* _Text_
-------
Equity compensation – such as stock options or grants of restricted stock[1] – can be a valuable tool for startups trying to attract and retain top talent. To avoid costly penalties and potential hiccups during fundraising diligence, it is crucial to understand the rules governing the grant of equity compensation and follow proper governance protocols when making such grants.

Following the steps outlined below when granting equity compensation will help you avoid the common equity grant pitfalls discussed later in this post.

Step 1: Determine Grant Information. While the company is the sponsor of its equity incentive plan, the company’s board of directors, or a subcommittee thereof, is typically named as the “Plan Administrator” responsible for administering the plan. The Plan Administrator’s duties should be set forth in the equity plan, but, in general, the Plan Administrator will determine who will receive an equity award, the type of award (option, restricted stock, etc.), the size of the award, the vesting terms the award will be subject to, and the situations (if any) under which the award’s vesting may be accelerated.

Keeping track of these variables is important, so we suggest creating a chart like the sample below. It will come in handy when documenting the board’s approval of the grants (see Step 3 below).

Name; Residence Job Title Type of Award Size of Award Exercise Price Grant Date Vesting Commencement Date Vesting Schedule Acceleration terms (if any)
John Doe

Chicago, IL

VP of Sales ISO 10,000 $0.14 October 1, 2024 January 1, 2024 A No acceleration
Jane Smith

Chicago, IL

Consultant NSO 8,000 $0.14 October 1, 2024 June 30, 2024 B No acceleration
Vesting Schedule A: 4-year vesting schedule; 25% vests on the first anniversary of the Vesting Commencement Date; the remainder vests monthly on the last day of each month
Vesting Schedule B: 2-year vesting schedule; 12.5% vests on the last day of each calendar quarter

 

Step 2: Determine the Company’s Per-Share Price. Whether you’re granting options or restricted stock, you’ll need to determine the price per share of the company’s stock to set the exercise price of any options or to calculate the value of restricted stock granted to a recipient. To comply with the legal requirements governing incentive stock options (“ISOs”) and to ensure nonqualified stock options (“NSOs”) are exempt from the restrictions imposed on deferred compensation by Section 409A of the Internal Revenue Code, the exercise price of options should, in most cases, be set at no less than the fair market value (“FMV”) of a share of the company’s common stock on the option’s date of grant.
-------
* _Recorded data_
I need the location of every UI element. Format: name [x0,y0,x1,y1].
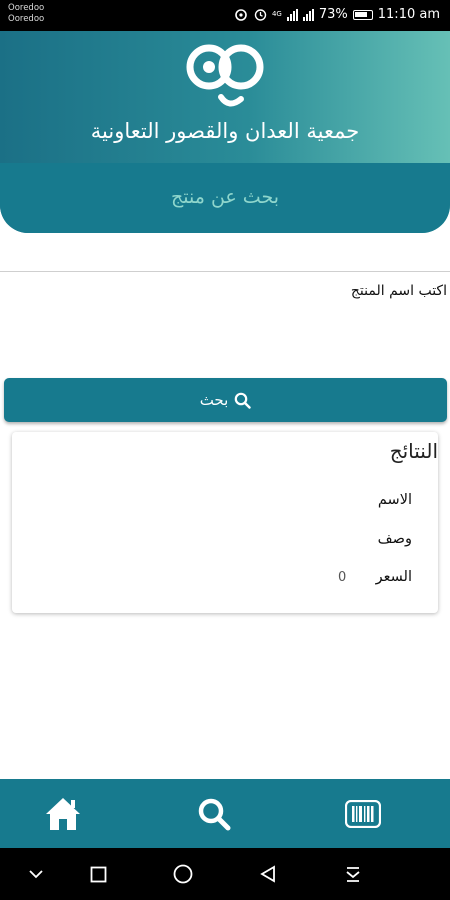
-------
* _Objectives_
1. According to the equity compensation text, who is typically named as the Plan Administrator of a company's equity incentive plan?
2. Carry on the text about granting equity compensation, starting right after its last sentence.
The listing has no connection to the text on equity compensation.

* _Solved tasks_
1. The company's board of directors, or a subcommittee thereof, is typically named as the Plan Administrator.

2.
While there are various methods for determining FMV for this purpose, the most defensible method is for the company to engage a third-party, independent appraiser to complete a valuation of the company (a “409A Valuation”). Once a 409A Valuation has been completed, the Plan Administrator can use the per-share price of the company determined by the 409A Valuation to set the exercise price or value of the company’s equity grants.

Step 3: Approve the Valuation and Authorize the Awards. After the appraiser completes the 409A Valuation and the Plan Administrator has used it to (tentatively) set the exercise price (for option grants) or issue price (for restricted stock grants), the company’s governing body (typically the board of directors) should then: (a) approve the 409A Valuation, (b) confirm that no material events have occurred since the valuation date used by the 409A Valuation that could reasonably be viewed as materially affecting the FMV of the company’s stock, and (C) authorize the grant issuances. The board can accomplish this via action by written consent or by adopting board resolutions approving the equity grants during a meeting of the board. If the Plan Administrator has created a chart as recommended above, this can easily be attached as an exhibit to the written consent or included in the materials distributed to directors for an in‑person meeting.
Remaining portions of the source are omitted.